### Given task
Output all the material that follows, exactly as given.

-- START OF Given records --

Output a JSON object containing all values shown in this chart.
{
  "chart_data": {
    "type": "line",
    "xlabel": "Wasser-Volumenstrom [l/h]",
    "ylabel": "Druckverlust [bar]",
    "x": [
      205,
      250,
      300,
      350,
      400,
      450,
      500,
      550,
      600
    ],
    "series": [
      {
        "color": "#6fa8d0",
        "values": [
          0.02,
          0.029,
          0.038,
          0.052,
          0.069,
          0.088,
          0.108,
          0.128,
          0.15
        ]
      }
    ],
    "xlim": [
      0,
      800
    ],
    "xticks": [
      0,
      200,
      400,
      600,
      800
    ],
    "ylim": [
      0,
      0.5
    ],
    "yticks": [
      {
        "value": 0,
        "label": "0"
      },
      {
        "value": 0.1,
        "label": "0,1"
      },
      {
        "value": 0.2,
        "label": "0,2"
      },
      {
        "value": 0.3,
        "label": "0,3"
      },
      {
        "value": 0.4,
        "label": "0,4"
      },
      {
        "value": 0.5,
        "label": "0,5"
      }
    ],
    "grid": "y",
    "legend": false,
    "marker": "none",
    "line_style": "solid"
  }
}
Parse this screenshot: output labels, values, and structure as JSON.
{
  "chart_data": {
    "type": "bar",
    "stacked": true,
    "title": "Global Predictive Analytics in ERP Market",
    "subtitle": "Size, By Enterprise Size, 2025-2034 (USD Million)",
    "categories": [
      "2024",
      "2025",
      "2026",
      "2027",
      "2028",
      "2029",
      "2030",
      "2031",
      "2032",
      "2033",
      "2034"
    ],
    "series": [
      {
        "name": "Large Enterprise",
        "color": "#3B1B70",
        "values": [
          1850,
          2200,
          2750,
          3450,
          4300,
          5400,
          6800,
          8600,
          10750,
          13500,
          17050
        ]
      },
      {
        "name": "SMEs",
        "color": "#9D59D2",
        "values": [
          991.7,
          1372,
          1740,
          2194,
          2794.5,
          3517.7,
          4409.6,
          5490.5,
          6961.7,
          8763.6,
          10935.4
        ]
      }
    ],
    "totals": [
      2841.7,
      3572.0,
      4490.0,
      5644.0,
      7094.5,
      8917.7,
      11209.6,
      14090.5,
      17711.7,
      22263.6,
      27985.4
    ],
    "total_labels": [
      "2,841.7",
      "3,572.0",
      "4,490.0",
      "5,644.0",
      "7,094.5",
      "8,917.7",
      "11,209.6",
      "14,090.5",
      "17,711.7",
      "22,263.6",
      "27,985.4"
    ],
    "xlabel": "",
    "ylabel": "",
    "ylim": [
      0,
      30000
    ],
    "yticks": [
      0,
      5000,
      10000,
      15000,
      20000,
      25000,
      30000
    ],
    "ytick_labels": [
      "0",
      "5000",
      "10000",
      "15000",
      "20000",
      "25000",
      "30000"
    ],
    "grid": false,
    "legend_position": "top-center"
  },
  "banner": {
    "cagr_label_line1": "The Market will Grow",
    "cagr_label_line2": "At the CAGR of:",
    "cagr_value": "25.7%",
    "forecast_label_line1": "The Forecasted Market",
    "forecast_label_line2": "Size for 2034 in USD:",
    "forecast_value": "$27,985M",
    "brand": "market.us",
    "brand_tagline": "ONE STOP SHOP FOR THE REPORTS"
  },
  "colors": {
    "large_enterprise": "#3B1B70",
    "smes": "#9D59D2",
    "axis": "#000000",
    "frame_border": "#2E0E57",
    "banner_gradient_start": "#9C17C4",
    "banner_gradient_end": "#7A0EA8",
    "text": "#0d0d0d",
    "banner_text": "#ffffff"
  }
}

-- END OF Given records --

### Correct result
Output a JSON object containing all values shown in this chart.
{
  "chart_data": {
    "type": "line",
    "xlabel": "Wasser-Volumenstrom [l/h]",
    "ylabel": "Druckverlust [bar]",
    "x": [
      205,
      250,
      300,
      350,
      400,
      450,
      500,
      550,
      600
    ],
    "series": [
      {
        "color": "#6fa8d0",
        "values": [
          0.02,
          0.029,
          0.038,
          0.052,
          0.069,
          0.088,
          0.108,
          0.128,
          0.15
        ]
      }
    ],
    "xlim": [
      0,
      800
    ],
    "xticks": [
      0,
      200,
      400,
      600,
      800
    ],
    "ylim": [
      0,
      0.5
    ],
    "yticks": [
      {
        "value": 0,
        "label": "0"
      },
      {
        "value": 0.1,
        "label": "0,1"
      },
      {
        "value": 0.2,
        "label": "0,2"
      },
      {
        "value": 0.3,
        "label": "0,3"
      },
      {
        "value": 0.4,
        "label": "0,4"
      },
      {
        "value": 0.5,
        "label": "0,5"
      }
    ],
    "grid": "y",
    "legend": false,
    "marker": "none",
    "line_style": "solid"
  }
}
Parse this screenshot: output labels, values, and structure as JSON.
{
  "chart_data": {
    "type": "bar",
    "stacked": true,
    "title": "Global Predictive Analytics in ERP Market",
    "subtitle": "Size, By Enterprise Size, 2025-2034 (USD Million)",
    "categories": [
      "2024",
      "2025",
      "2026",
      "2027",
      "2028",
      "2029",
      "2030",
      "2031",
      "2032",
      "2033",
      "2034"
    ],
    "series": [
      {
        "name": "Large Enterprise",
        "color": "#3B1B70",
        "values": [
          1850,
          2200,
          2750,
          3450,
          4300,
          5400,
          6800,
          8600,
          10750,
          13500,
          17050
        ]
      },
      {
        "name": "SMEs",
        "color": "#9D59D2",
        "values": [
          991.7,
          1372,
          1740,
          2194,
          2794.5,
          3517.7,
          4409.6,
          5490.5,
          6961.7,
          8763.6,
          10935.4
        ]
      }
    ],
    "totals": [
      2841.7,
      3572.0,
      4490.0,
      5644.0,
      7094.5,
      8917.7,
      11209.6,
      14090.5,
      17711.7,
      22263.6,
      27985.4
    ],
    "total_labels": [
      "2,841.7",
      "3,572.0",
      "4,490.0",
      "5,644.0",
      "7,094.5",
      "8,917.7",
      "11,209.6",
      "14,090.5",
      "17,711.7",
      "22,263.6",
      "27,985.4"
    ],
    "xlabel": "",
    "ylabel": "",
    "ylim": [
      0,
      30000
    ],
    "yticks": [
      0,
      5000,
      10000,
      15000,
      20000,
      25000,
      30000
    ],
    "ytick_labels": [
      "0",
      "5000",
      "10000",
      "15000",
      "20000",
      "25000",
      "30000"
    ],
    "grid": false,
    "legend_position": "top-center"
  },
  "banner": {
    "cagr_label_line1": "The Market will Grow",
    "cagr_label_line2": "At the CAGR of:",
    "cagr_value": "25.7%",
    "forecast_label_line1": "The Forecasted Market",
    "forecast_label_line2": "Size for 2034 in USD:",
    "forecast_value": "$27,985M",
    "brand": "market.us",
    "brand_tagline": "ONE STOP SHOP FOR THE REPORTS"
  },
  "colors": {
    "large_enterprise": "#3B1B70",
    "smes": "#9D59D2",
    "axis": "#000000",
    "frame_border": "#2E0E57",
    "banner_gradient_start": "#9C17C4",
    "banner_gradient_end": "#7A0EA8",
    "text": "#0d0d0d",
    "banner_text": "#ffffff"
  }
}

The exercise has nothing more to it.